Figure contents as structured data
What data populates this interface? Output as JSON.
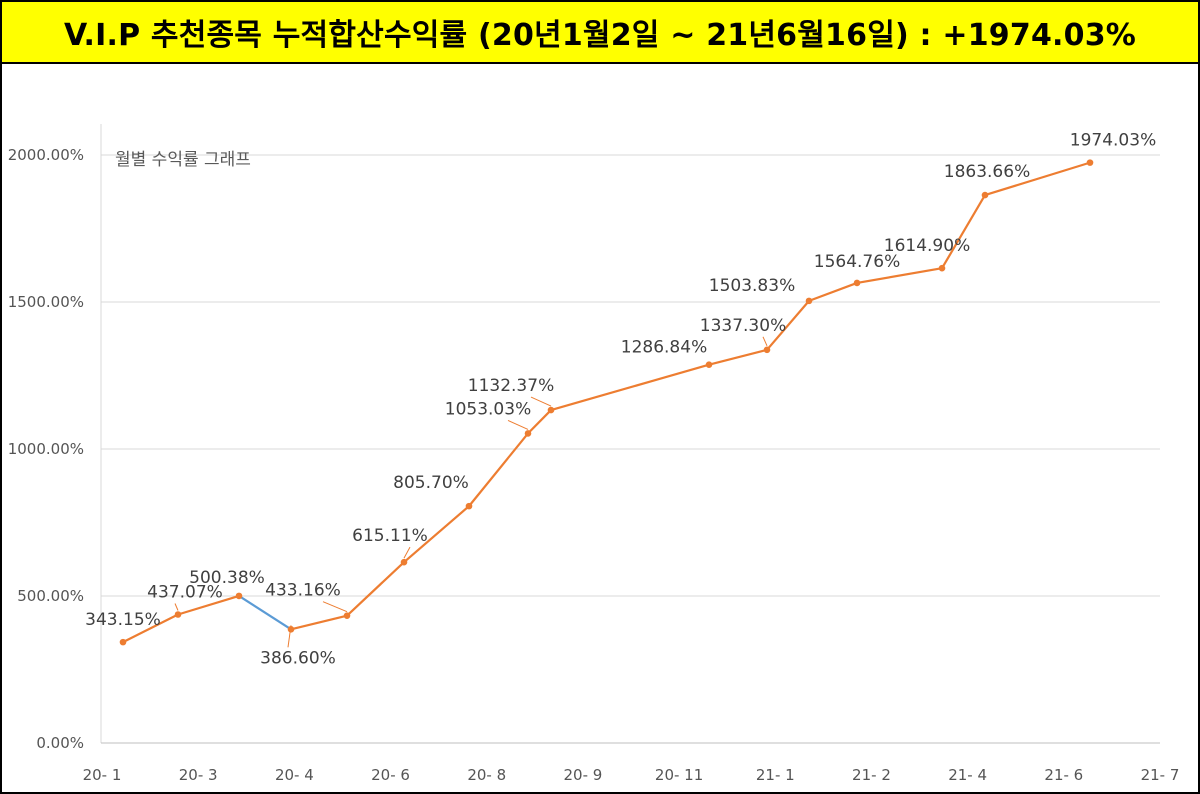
{
  "banner": {
    "title": "V.I.P 추천종목 누적합산수익률 (20년1월2일  ~ 21년6월16일) : +1974.03%"
  },
  "colors": {
    "banner_bg": "#ffff00",
    "series_line": "#ed7d31",
    "segment_down": "#5b9bd5",
    "grid": "#d9d9d9"
  },
  "chart_data": {
    "type": "line",
    "title": "월별 수익률 그래프",
    "x_ticks": [
      "20- 1",
      "20- 3",
      "20- 4",
      "20- 6",
      "20- 8",
      "20- 9",
      "20- 11",
      "21- 1",
      "21- 2",
      "21- 4",
      "21- 6",
      "21- 7"
    ],
    "y_ticks": [
      "0.00%",
      "500.00%",
      "1000.00%",
      "1500.00%",
      "2000.00%"
    ],
    "ylim": [
      0,
      2000
    ],
    "grid": true,
    "legend": "none",
    "x": [
      "2020-01",
      "2020-02",
      "2020-03",
      "2020-04",
      "2020-05",
      "2020-06",
      "2020-07",
      "2020-08",
      "2020-09",
      "2020-11",
      "2020-12",
      "2021-01",
      "2021-02",
      "2021-03",
      "2021-04",
      "2021-06"
    ],
    "values": [
      343.15,
      437.07,
      500.38,
      386.6,
      433.16,
      615.11,
      805.7,
      1053.03,
      1132.37,
      1286.84,
      1337.3,
      1503.83,
      1564.76,
      1614.9,
      1863.66,
      1974.03
    ],
    "labels": [
      "343.15%",
      "437.07%",
      "500.38%",
      "386.60%",
      "433.16%",
      "615.11%",
      "805.70%",
      "1053.03%",
      "1132.37%",
      "1286.84%",
      "1337.30%",
      "1503.83%",
      "1564.76%",
      "1614.90%",
      "1863.66%",
      "1974.03%"
    ]
  }
}
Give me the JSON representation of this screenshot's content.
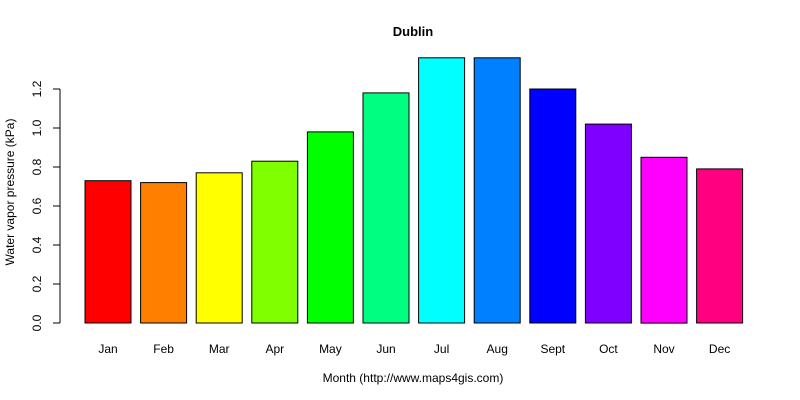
{
  "chart_data": {
    "type": "bar",
    "title": "Dublin",
    "xlabel": "Month (http://www.maps4gis.com)",
    "ylabel": "Water vapor pressure (kPa)",
    "ylim": [
      0,
      1.35
    ],
    "yticks": [
      "0.0",
      "0.2",
      "0.4",
      "0.6",
      "0.8",
      "1.0",
      "1.2"
    ],
    "ytick_values": [
      0,
      0.2,
      0.4,
      0.6,
      0.8,
      1.0,
      1.2
    ],
    "grid": false,
    "legend": "none",
    "categories": [
      "Jan",
      "Feb",
      "Mar",
      "Apr",
      "May",
      "Jun",
      "Jul",
      "Aug",
      "Sept",
      "Oct",
      "Nov",
      "Dec"
    ],
    "values": [
      0.73,
      0.72,
      0.77,
      0.83,
      0.98,
      1.18,
      1.36,
      1.36,
      1.2,
      1.02,
      0.85,
      0.79
    ],
    "colors": [
      "#FF0000",
      "#FF8000",
      "#FFFF00",
      "#80FF00",
      "#00FF00",
      "#00FF80",
      "#00FFFF",
      "#0080FF",
      "#0000FF",
      "#8000FF",
      "#FF00FF",
      "#FF0080"
    ]
  }
}
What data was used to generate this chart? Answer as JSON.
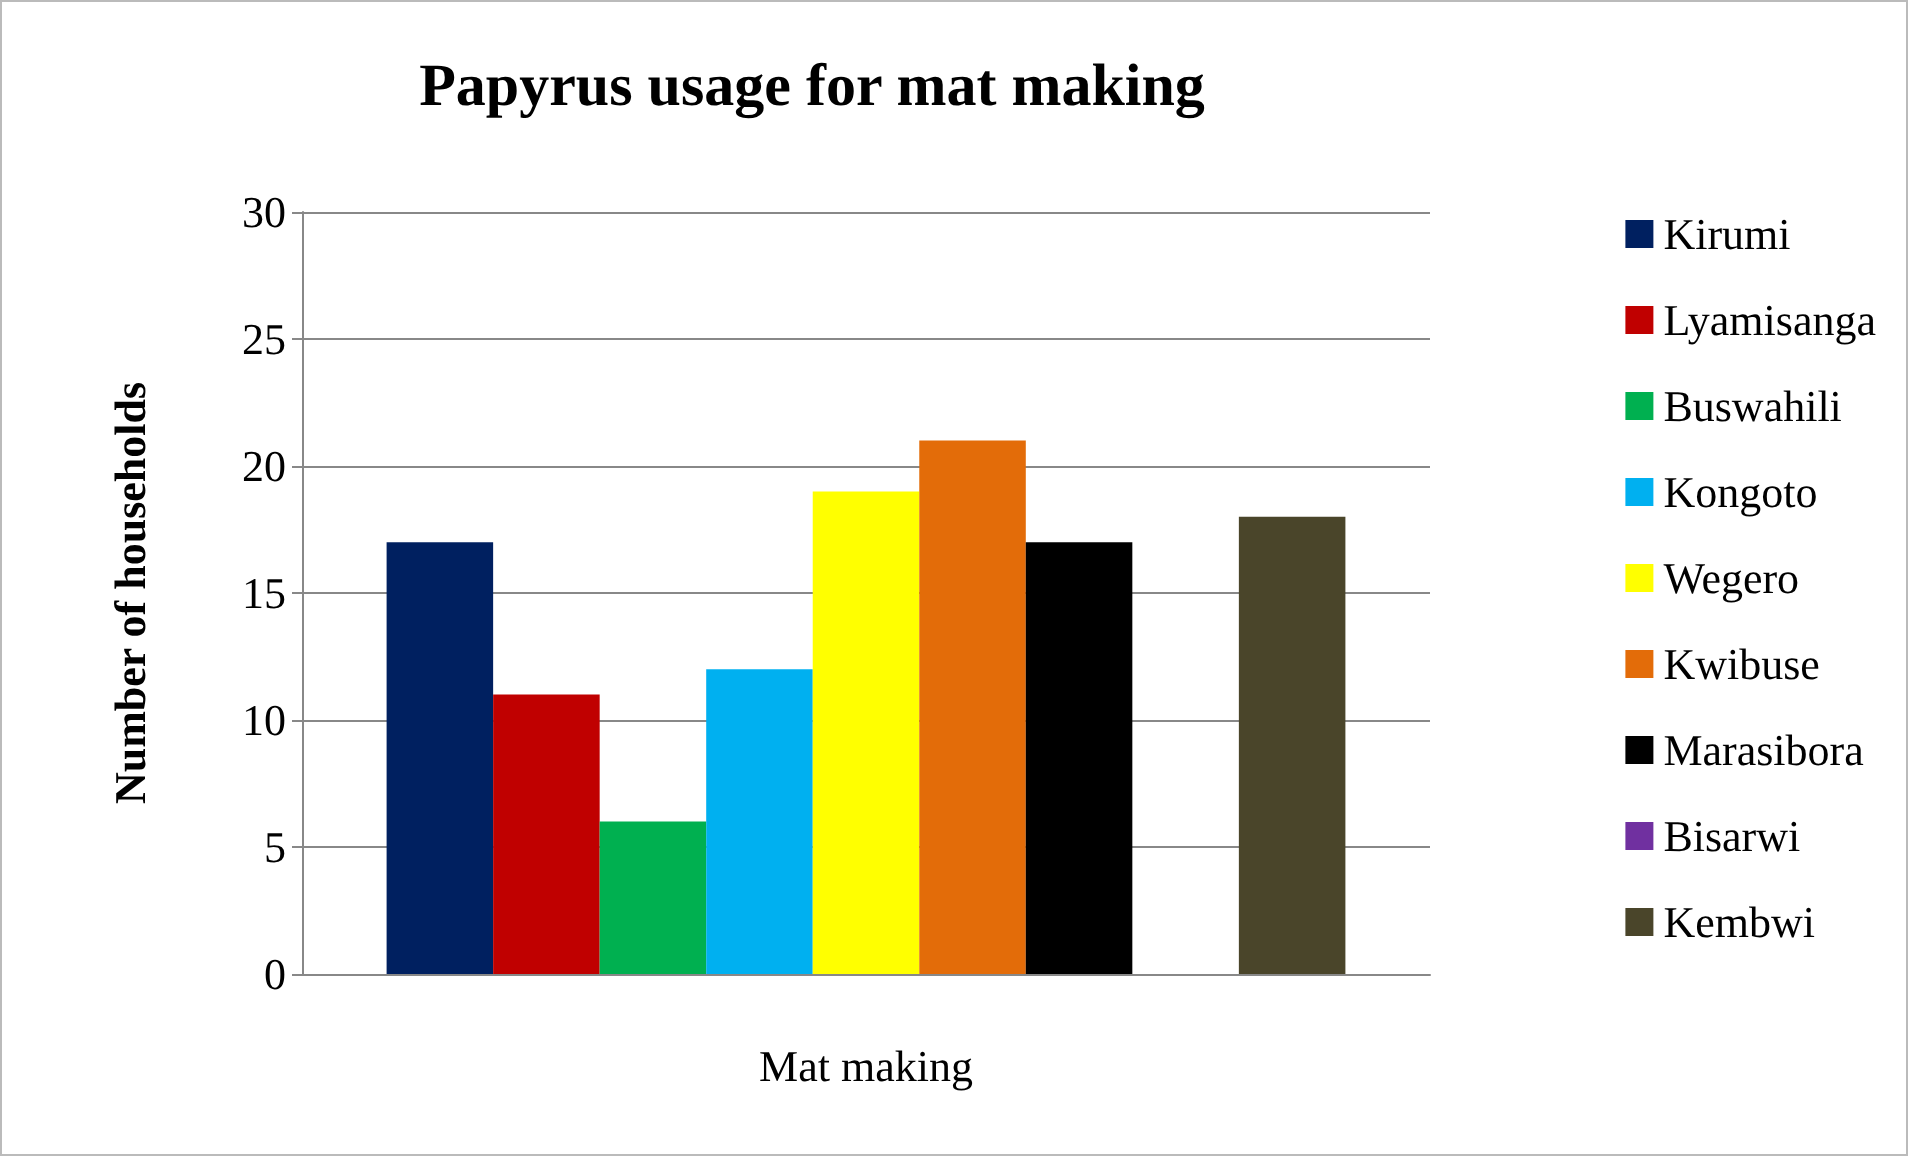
{
  "chart_data": {
    "type": "bar",
    "title": "Papyrus usage for mat making",
    "ylabel": "Number of households",
    "categories": [
      "Mat making"
    ],
    "series": [
      {
        "name": "Kirumi",
        "color": "#002060",
        "values": [
          17
        ]
      },
      {
        "name": "Lyamisanga",
        "color": "#c00000",
        "values": [
          11
        ]
      },
      {
        "name": "Buswahili",
        "color": "#00b050",
        "values": [
          6
        ]
      },
      {
        "name": "Kongoto",
        "color": "#00b0f0",
        "values": [
          12
        ]
      },
      {
        "name": "Wegero",
        "color": "#ffff00",
        "values": [
          19
        ]
      },
      {
        "name": "Kwibuse",
        "color": "#e36c09",
        "values": [
          21
        ]
      },
      {
        "name": "Marasibora",
        "color": "#000000",
        "values": [
          17
        ]
      },
      {
        "name": "Bisarwi",
        "color": "#7030a0",
        "values": [
          0
        ]
      },
      {
        "name": "Kembwi",
        "color": "#4a452a",
        "values": [
          18
        ]
      }
    ],
    "ylim": [
      0,
      30
    ],
    "yticks": [
      0,
      5,
      10,
      15,
      20,
      25,
      30
    ],
    "grid": "y",
    "legend": "right"
  }
}
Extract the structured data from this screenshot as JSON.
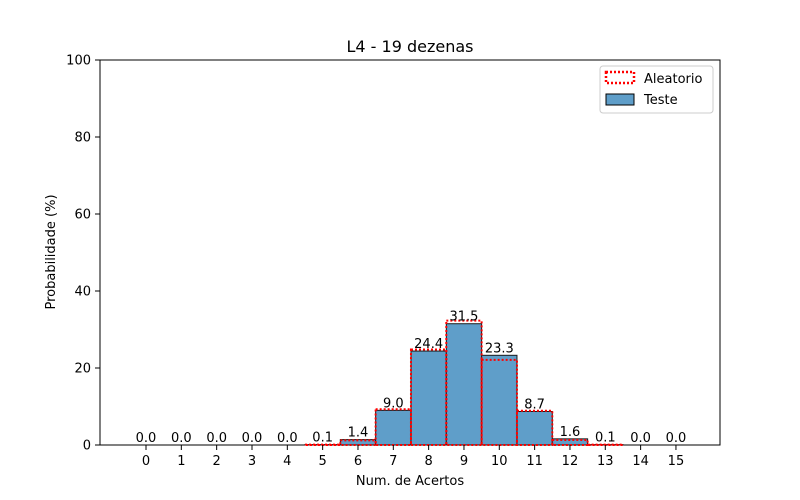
{
  "chart_data": {
    "type": "bar",
    "title": "L4 - 19 dezenas",
    "xlabel": "Num. de Acertos",
    "ylabel": "Probabilidade (%)",
    "ylim": [
      0,
      100
    ],
    "yticks": [
      0,
      20,
      40,
      60,
      80,
      100
    ],
    "categories": [
      "0",
      "1",
      "2",
      "3",
      "4",
      "5",
      "6",
      "7",
      "8",
      "9",
      "10",
      "11",
      "12",
      "13",
      "14",
      "15"
    ],
    "series": [
      {
        "name": "Aleatorio",
        "style": "dotted-outline",
        "color": "#ff0000",
        "values": [
          0.0,
          0.0,
          0.0,
          0.0,
          0.0,
          0.1,
          1.2,
          9.3,
          24.8,
          32.3,
          22.1,
          8.9,
          1.3,
          0.1,
          0.0,
          0.0
        ]
      },
      {
        "name": "Teste",
        "style": "filled",
        "color": "#5f9ec9",
        "values": [
          0.0,
          0.0,
          0.0,
          0.0,
          0.0,
          0.1,
          1.4,
          9.0,
          24.4,
          31.5,
          23.3,
          8.7,
          1.6,
          0.1,
          0.0,
          0.0
        ],
        "labels": [
          "0.0",
          "0.0",
          "0.0",
          "0.0",
          "0.0",
          "0.1",
          "1.4",
          "9.0",
          "24.4",
          "31.5",
          "23.3",
          "8.7",
          "1.6",
          "0.1",
          "0.0",
          "0.0"
        ]
      }
    ],
    "legend": {
      "position": "top-right"
    }
  }
}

-- Stated task --
Pictures stay out of the copy; please restate every record above exactly.

-- Reply --
What data populates this interface? Output as JSON.
{
  "banner": {
    "title": "V.I.P 추천종목 누적합산수익률 (20년1월2일  ~ 21년6월16일) : +1974.03%"
  },
  "colors": {
    "banner_bg": "#ffff00",
    "series_line": "#ed7d31",
    "segment_down": "#5b9bd5",
    "grid": "#d9d9d9"
  },
  "chart_data": {
    "type": "line",
    "title": "월별 수익률 그래프",
    "x_ticks": [
      "20- 1",
      "20- 3",
      "20- 4",
      "20- 6",
      "20- 8",
      "20- 9",
      "20- 11",
      "21- 1",
      "21- 2",
      "21- 4",
      "21- 6",
      "21- 7"
    ],
    "y_ticks": [
      "0.00%",
      "500.00%",
      "1000.00%",
      "1500.00%",
      "2000.00%"
    ],
    "ylim": [
      0,
      2000
    ],
    "grid": true,
    "legend": "none",
    "x": [
      "2020-01",
      "2020-02",
      "2020-03",
      "2020-04",
      "2020-05",
      "2020-06",
      "2020-07",
      "2020-08",
      "2020-09",
      "2020-11",
      "2020-12",
      "2021-01",
      "2021-02",
      "2021-03",
      "2021-04",
      "2021-06"
    ],
    "values": [
      343.15,
      437.07,
      500.38,
      386.6,
      433.16,
      615.11,
      805.7,
      1053.03,
      1132.37,
      1286.84,
      1337.3,
      1503.83,
      1564.76,
      1614.9,
      1863.66,
      1974.03
    ],
    "labels": [
      "343.15%",
      "437.07%",
      "500.38%",
      "386.60%",
      "433.16%",
      "615.11%",
      "805.70%",
      "1053.03%",
      "1132.37%",
      "1286.84%",
      "1337.30%",
      "1503.83%",
      "1564.76%",
      "1614.90%",
      "1863.66%",
      "1974.03%"
    ]
  }
}
Give me the JSON representation of this screenshot's content.
{
  "chart_data": {
    "type": "bar",
    "title": "Dublin",
    "xlabel": "Month (http://www.maps4gis.com)",
    "ylabel": "Water vapor pressure (kPa)",
    "ylim": [
      0,
      1.35
    ],
    "yticks": [
      "0.0",
      "0.2",
      "0.4",
      "0.6",
      "0.8",
      "1.0",
      "1.2"
    ],
    "ytick_values": [
      0,
      0.2,
      0.4,
      0.6,
      0.8,
      1.0,
      1.2
    ],
    "grid": false,
    "legend": "none",
    "categories": [
      "Jan",
      "Feb",
      "Mar",
      "Apr",
      "May",
      "Jun",
      "Jul",
      "Aug",
      "Sept",
      "Oct",
      "Nov",
      "Dec"
    ],
    "values": [
      0.73,
      0.72,
      0.77,
      0.83,
      0.98,
      1.18,
      1.36,
      1.36,
      1.2,
      1.02,
      0.85,
      0.79
    ],
    "colors": [
      "#FF0000",
      "#FF8000",
      "#FFFF00",
      "#80FF00",
      "#00FF00",
      "#00FF80",
      "#00FFFF",
      "#0080FF",
      "#0000FF",
      "#8000FF",
      "#FF00FF",
      "#FF0080"
    ]
  }
}
What data was used to generate this chart? Answer as JSON.
{
  "chart_data": {
    "type": "bar",
    "title": "Papyrus usage for mat making",
    "ylabel": "Number of households",
    "categories": [
      "Mat making"
    ],
    "series": [
      {
        "name": "Kirumi",
        "color": "#002060",
        "values": [
          17
        ]
      },
      {
        "name": "Lyamisanga",
        "color": "#c00000",
        "values": [
          11
        ]
      },
      {
        "name": "Buswahili",
        "color": "#00b050",
        "values": [
          6
        ]
      },
      {
        "name": "Kongoto",
        "color": "#00b0f0",
        "values": [
          12
        ]
      },
      {
        "name": "Wegero",
        "color": "#ffff00",
        "values": [
          19
        ]
      },
      {
        "name": "Kwibuse",
        "color": "#e36c09",
        "values": [
          21
        ]
      },
      {
        "name": "Marasibora",
        "color": "#000000",
        "values": [
          17
        ]
      },
      {
        "name": "Bisarwi",
        "color": "#7030a0",
        "values": [
          0
        ]
      },
      {
        "name": "Kembwi",
        "color": "#4a452a",
        "values": [
          18
        ]
      }
    ],
    "ylim": [
      0,
      30
    ],
    "yticks": [
      0,
      5,
      10,
      15,
      20,
      25,
      30
    ],
    "grid": "y",
    "legend": "right"
  }
}
Extract the structured data from this screenshot as JSON.
{
  "chart_data": {
    "type": "bar",
    "title": "L4 - 19 dezenas",
    "xlabel": "Num. de Acertos",
    "ylabel": "Probabilidade (%)",
    "ylim": [
      0,
      100
    ],
    "yticks": [
      0,
      20,
      40,
      60,
      80,
      100
    ],
    "categories": [
      "0",
      "1",
      "2",
      "3",
      "4",
      "5",
      "6",
      "7",
      "8",
      "9",
      "10",
      "11",
      "12",
      "13",
      "14",
      "15"
    ],
    "series": [
      {
        "name": "Aleatorio",
        "style": "dotted-outline",
        "color": "#ff0000",
        "values": [
          0.0,
          0.0,
          0.0,
          0.0,
          0.0,
          0.1,
          1.2,
          9.3,
          24.8,
          32.3,
          22.1,
          8.9,
          1.3,
          0.1,
          0.0,
          0.0
        ]
      },
      {
        "name": "Teste",
        "style": "filled",
        "color": "#5f9ec9",
        "values": [
          0.0,
          0.0,
          0.0,
          0.0,
          0.0,
          0.1,
          1.4,
          9.0,
          24.4,
          31.5,
          23.3,
          8.7,
          1.6,
          0.1,
          0.0,
          0.0
        ],
        "labels": [
          "0.0",
          "0.0",
          "0.0",
          "0.0",
          "0.0",
          "0.1",
          "1.4",
          "9.0",
          "24.4",
          "31.5",
          "23.3",
          "8.7",
          "1.6",
          "0.1",
          "0.0",
          "0.0"
        ]
      }
    ],
    "legend": {
      "position": "top-right"
    }
  }
}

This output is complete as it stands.